STATED TASK
Output each line exactly as it appears, skipping any embedded picture.
»»
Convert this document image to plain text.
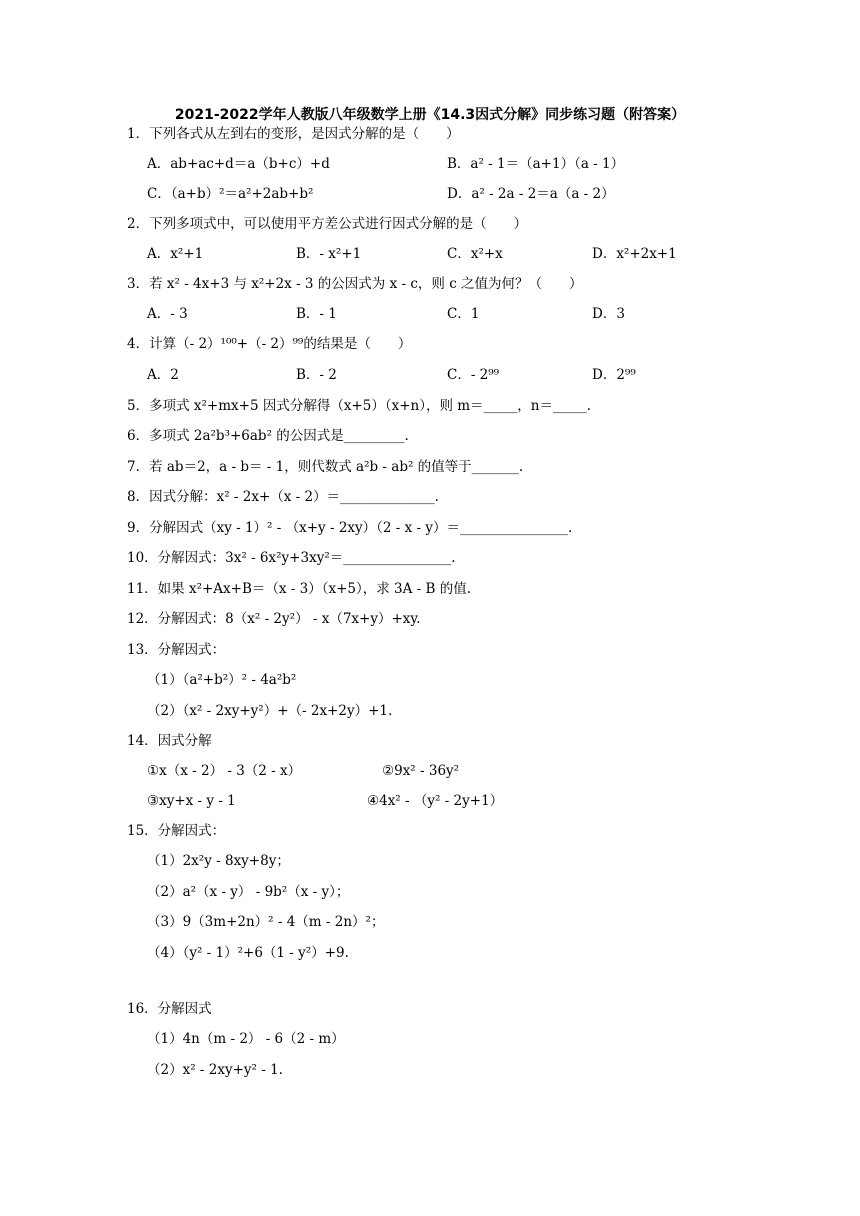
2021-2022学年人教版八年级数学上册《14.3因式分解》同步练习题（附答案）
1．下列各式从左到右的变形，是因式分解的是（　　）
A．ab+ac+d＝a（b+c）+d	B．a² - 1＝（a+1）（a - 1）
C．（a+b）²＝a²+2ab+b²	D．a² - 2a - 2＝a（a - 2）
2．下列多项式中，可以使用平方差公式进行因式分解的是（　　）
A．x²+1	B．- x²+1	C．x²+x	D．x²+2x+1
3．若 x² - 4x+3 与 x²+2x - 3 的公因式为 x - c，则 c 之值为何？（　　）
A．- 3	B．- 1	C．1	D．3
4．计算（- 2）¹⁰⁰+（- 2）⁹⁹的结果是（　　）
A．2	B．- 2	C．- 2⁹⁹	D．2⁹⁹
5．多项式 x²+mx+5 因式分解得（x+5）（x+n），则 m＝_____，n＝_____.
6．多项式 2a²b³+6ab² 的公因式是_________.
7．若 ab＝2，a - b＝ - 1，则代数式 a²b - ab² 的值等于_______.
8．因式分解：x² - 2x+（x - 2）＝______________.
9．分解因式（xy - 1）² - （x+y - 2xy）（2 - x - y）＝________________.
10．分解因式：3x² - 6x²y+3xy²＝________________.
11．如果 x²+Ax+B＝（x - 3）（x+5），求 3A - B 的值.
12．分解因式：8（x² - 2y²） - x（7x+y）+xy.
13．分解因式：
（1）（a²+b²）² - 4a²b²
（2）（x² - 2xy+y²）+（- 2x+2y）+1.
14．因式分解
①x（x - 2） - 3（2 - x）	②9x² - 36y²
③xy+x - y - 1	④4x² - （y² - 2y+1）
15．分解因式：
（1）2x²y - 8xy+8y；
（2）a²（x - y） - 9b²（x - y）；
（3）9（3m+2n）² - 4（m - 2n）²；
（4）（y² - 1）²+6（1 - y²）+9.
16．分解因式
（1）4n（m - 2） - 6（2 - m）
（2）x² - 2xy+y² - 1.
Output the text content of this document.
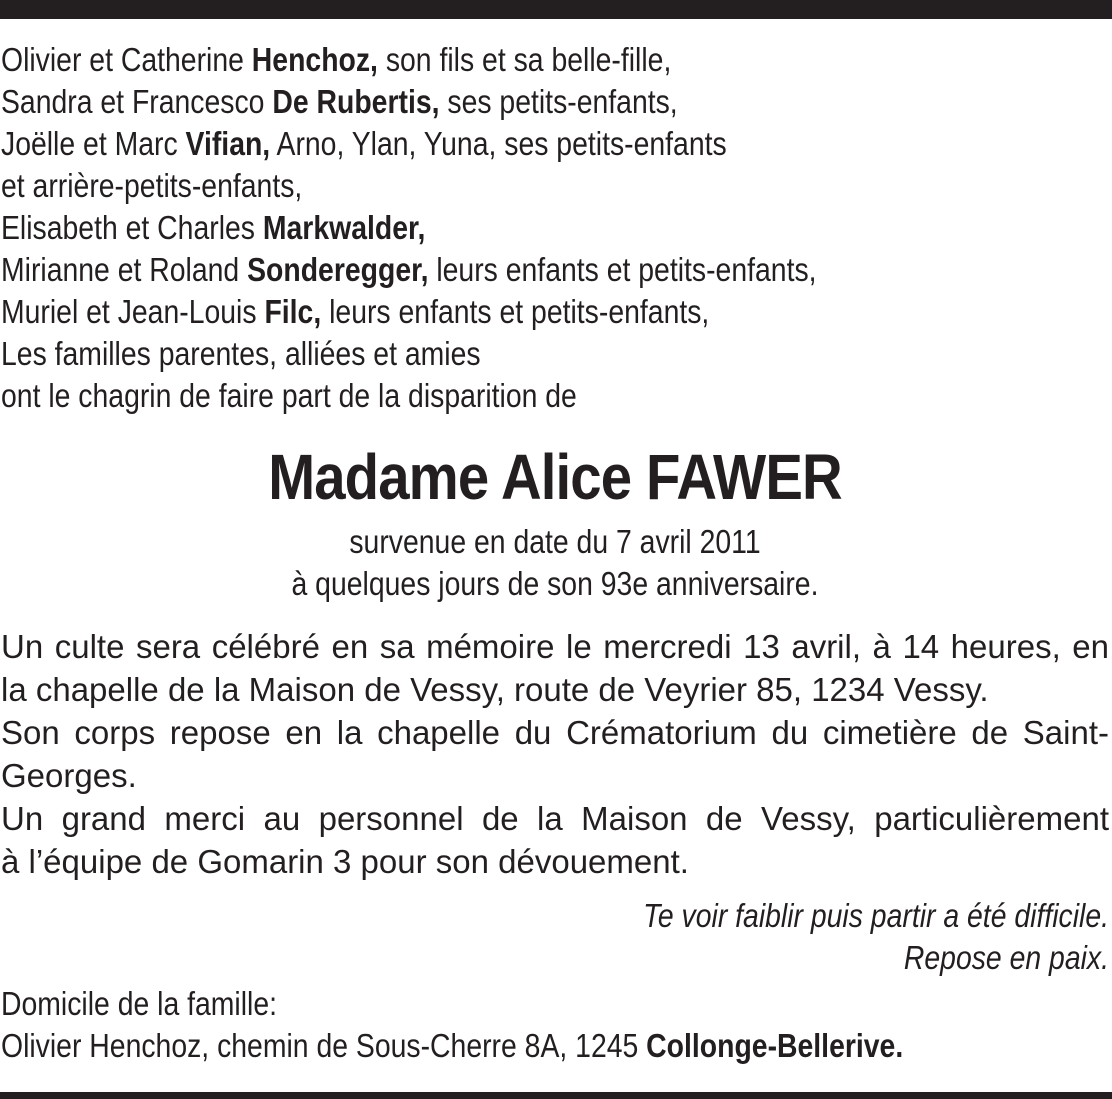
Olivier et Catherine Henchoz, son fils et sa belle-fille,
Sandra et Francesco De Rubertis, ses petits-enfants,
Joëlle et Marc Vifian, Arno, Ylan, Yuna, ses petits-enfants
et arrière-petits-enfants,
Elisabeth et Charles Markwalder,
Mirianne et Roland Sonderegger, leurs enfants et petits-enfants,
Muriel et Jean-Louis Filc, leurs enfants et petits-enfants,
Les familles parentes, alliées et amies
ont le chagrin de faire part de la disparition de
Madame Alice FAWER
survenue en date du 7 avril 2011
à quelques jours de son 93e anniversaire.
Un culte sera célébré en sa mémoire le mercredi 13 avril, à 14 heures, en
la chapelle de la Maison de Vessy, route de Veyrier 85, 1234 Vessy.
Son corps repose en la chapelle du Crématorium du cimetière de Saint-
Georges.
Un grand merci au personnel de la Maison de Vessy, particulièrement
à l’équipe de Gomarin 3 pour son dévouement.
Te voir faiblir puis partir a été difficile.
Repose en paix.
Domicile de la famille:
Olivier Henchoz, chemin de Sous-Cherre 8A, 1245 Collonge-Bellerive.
««
TASK SOLUTION
Convert this document image to plain text.
2021-2022学年人教版八年级数学上册《14.3因式分解》同步练习题（附答案）
1．下列各式从左到右的变形，是因式分解的是（　　）
A．ab+ac+d＝a（b+c）+d	B．a² - 1＝（a+1）（a - 1）
C．（a+b）²＝a²+2ab+b²	D．a² - 2a - 2＝a（a - 2）
2．下列多项式中，可以使用平方差公式进行因式分解的是（　　）
A．x²+1	B．- x²+1	C．x²+x	D．x²+2x+1
3．若 x² - 4x+3 与 x²+2x - 3 的公因式为 x - c，则 c 之值为何？（　　）
A．- 3	B．- 1	C．1	D．3
4．计算（- 2）¹⁰⁰+（- 2）⁹⁹的结果是（　　）
A．2	B．- 2	C．- 2⁹⁹	D．2⁹⁹
5．多项式 x²+mx+5 因式分解得（x+5）（x+n），则 m＝_____，n＝_____.
6．多项式 2a²b³+6ab² 的公因式是_________.
7．若 ab＝2，a - b＝ - 1，则代数式 a²b - ab² 的值等于_______.
8．因式分解：x² - 2x+（x - 2）＝______________.
9．分解因式（xy - 1）² - （x+y - 2xy）（2 - x - y）＝________________.
10．分解因式：3x² - 6x²y+3xy²＝________________.
11．如果 x²+Ax+B＝（x - 3）（x+5），求 3A - B 的值.
12．分解因式：8（x² - 2y²） - x（7x+y）+xy.
13．分解因式：
（1）（a²+b²）² - 4a²b²
（2）（x² - 2xy+y²）+（- 2x+2y）+1.
14．因式分解
①x（x - 2） - 3（2 - x）	②9x² - 36y²
③xy+x - y - 1	④4x² - （y² - 2y+1）
15．分解因式：
（1）2x²y - 8xy+8y；
（2）a²（x - y） - 9b²（x - y）；
（3）9（3m+2n）² - 4（m - 2n）²；
（4）（y² - 1）²+6（1 - y²）+9.
16．分解因式
（1）4n（m - 2） - 6（2 - m）
（2）x² - 2xy+y² - 1.
Output the text content of this document.
Olivier et Catherine Henchoz, son fils et sa belle-fille,
Sandra et Francesco De Rubertis, ses petits-enfants,
Joëlle et Marc Vifian, Arno, Ylan, Yuna, ses petits-enfants
et arrière-petits-enfants,
Elisabeth et Charles Markwalder,
Mirianne et Roland Sonderegger, leurs enfants et petits-enfants,
Muriel et Jean-Louis Filc, leurs enfants et petits-enfants,
Les familles parentes, alliées et amies
ont le chagrin de faire part de la disparition de
Madame Alice FAWER
survenue en date du 7 avril 2011
à quelques jours de son 93e anniversaire.
Un culte sera célébré en sa mémoire le mercredi 13 avril, à 14 heures, en
la chapelle de la Maison de Vessy, route de Veyrier 85, 1234 Vessy.
Son corps repose en la chapelle du Crématorium du cimetière de Saint-
Georges.
Un grand merci au personnel de la Maison de Vessy, particulièrement
à l’équipe de Gomarin 3 pour son dévouement.
Te voir faiblir puis partir a été difficile.
Repose en paix.
Domicile de la famille:
Olivier Henchoz, chemin de Sous-Cherre 8A, 1245 Collonge-Bellerive.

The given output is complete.